*Set task:*
Your task is to transcribe all of the records exactly and leave out the pictures.

::::

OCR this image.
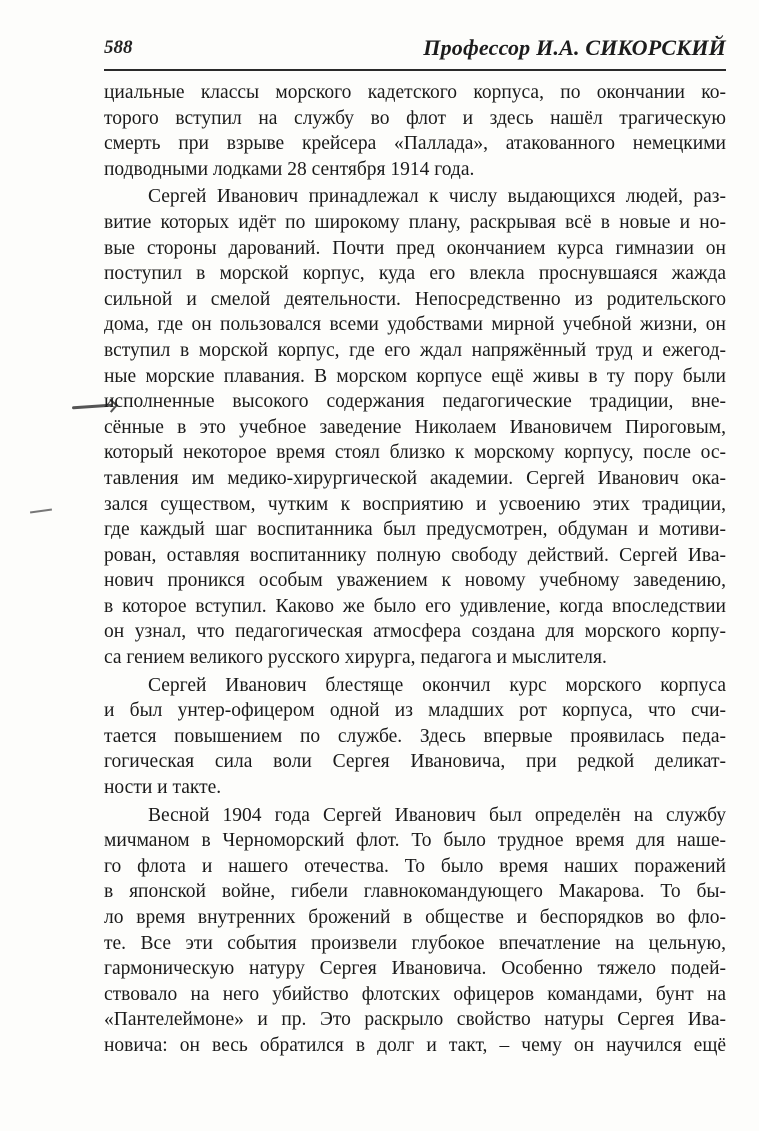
588	Профессор И.А. СИКОРСКИЙ
циальные классы морского кадетского корпуса, по окончании ко-
торого вступил на службу во флот и здесь нашёл трагическую
смерть при взрыве крейсера «Паллада», атакованного немецкими
подводными лодками 28 сентября 1914 года.
Сергей Иванович принадлежал к числу выдающихся людей, раз-
витие которых идёт по широкому плану, раскрывая всё в новые и но-
вые стороны дарований. Почти пред окончанием курса гимназии он
поступил в морской корпус, куда его влекла проснувшаяся жажда
сильной и смелой деятельности. Непосредственно из родительского
дома, где он пользовался всеми удобствами мирной учебной жизни, он
вступил в морской корпус, где его ждал напряжённый труд и ежегод-
ные морские плавания. В морском корпусе ещё живы в ту пору были
исполненные высокого содержания педагогические традиции, вне-
сённые в это учебное заведение Николаем Ивановичем Пироговым,
который некоторое время стоял близко к морскому корпусу, после ос-
тавления им медико-хирургической академии. Сергей Иванович ока-
зался существом, чутким к восприятию и усвоению этих традиции,
где каждый шаг воспитанника был предусмотрен, обдуман и мотиви-
рован, оставляя воспитаннику полную свободу действий. Сергей Ива-
нович проникся особым уважением к новому учебному заведению,
в которое вступил. Каково же было его удивление, когда впоследствии
он узнал, что педагогическая атмосфера создана для морского корпу-
са гением великого русского хирурга, педагога и мыслителя.
Сергей Иванович блестяще окончил курс морского корпуса
и был унтер-офицером одной из младших рот корпуса, что счи-
тается повышением по службе. Здесь впервые проявилась педа-
гогическая сила воли Сергея Ивановича, при редкой деликат-
ности и такте.
Весной 1904 года Сергей Иванович был определён на службу
мичманом в Черноморский флот. То было трудное время для наше-
го флота и нашего отечества. То было время наших поражений
в японской войне, гибели главнокомандующего Макарова. То бы-
ло время внутренних брожений в обществе и беспорядков во фло-
те. Все эти события произвели глубокое впечатление на цельную,
гармоническую натуру Сергея Ивановича. Особенно тяжело подей-
ствовало на него убийство флотских офицеров командами, бунт на
«Пантелеймоне» и пр. Это раскрыло свойство натуры Сергея Ива-
новича: он весь обратился в долг и такт, – чему он научился ещё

::::

*Result of this task:*
OCR this image.
588	Профессор И.А. СИКОРСКИЙ
циальные классы морского кадетского корпуса, по окончании ко-
торого вступил на службу во флот и здесь нашёл трагическую
смерть при взрыве крейсера «Паллада», атакованного немецкими
подводными лодками 28 сентября 1914 года.
Сергей Иванович принадлежал к числу выдающихся людей, раз-
витие которых идёт по широкому плану, раскрывая всё в новые и но-
вые стороны дарований. Почти пред окончанием курса гимназии он
поступил в морской корпус, куда его влекла проснувшаяся жажда
сильной и смелой деятельности. Непосредственно из родительского
дома, где он пользовался всеми удобствами мирной учебной жизни, он
вступил в морской корпус, где его ждал напряжённый труд и ежегод-
ные морские плавания. В морском корпусе ещё живы в ту пору были
исполненные высокого содержания педагогические традиции, вне-
сённые в это учебное заведение Николаем Ивановичем Пироговым,
который некоторое время стоял близко к морскому корпусу, после ос-
тавления им медико-хирургической академии. Сергей Иванович ока-
зался существом, чутким к восприятию и усвоению этих традиции,
где каждый шаг воспитанника был предусмотрен, обдуман и мотиви-
рован, оставляя воспитаннику полную свободу действий. Сергей Ива-
нович проникся особым уважением к новому учебному заведению,
в которое вступил. Каково же было его удивление, когда впоследствии
он узнал, что педагогическая атмосфера создана для морского корпу-
са гением великого русского хирурга, педагога и мыслителя.
Сергей Иванович блестяще окончил курс морского корпуса
и был унтер-офицером одной из младших рот корпуса, что счи-
тается повышением по службе. Здесь впервые проявилась педа-
гогическая сила воли Сергея Ивановича, при редкой деликат-
ности и такте.
Весной 1904 года Сергей Иванович был определён на службу
мичманом в Черноморский флот. То было трудное время для наше-
го флота и нашего отечества. То было время наших поражений
в японской войне, гибели главнокомандующего Макарова. То бы-
ло время внутренних брожений в обществе и беспорядков во фло-
те. Все эти события произвели глубокое впечатление на цельную,
гармоническую натуру Сергея Ивановича. Особенно тяжело подей-
ствовало на него убийство флотских офицеров командами, бунт на
«Пантелеймоне» и пр. Это раскрыло свойство натуры Сергея Ива-
новича: он весь обратился в долг и такт, – чему он научился ещё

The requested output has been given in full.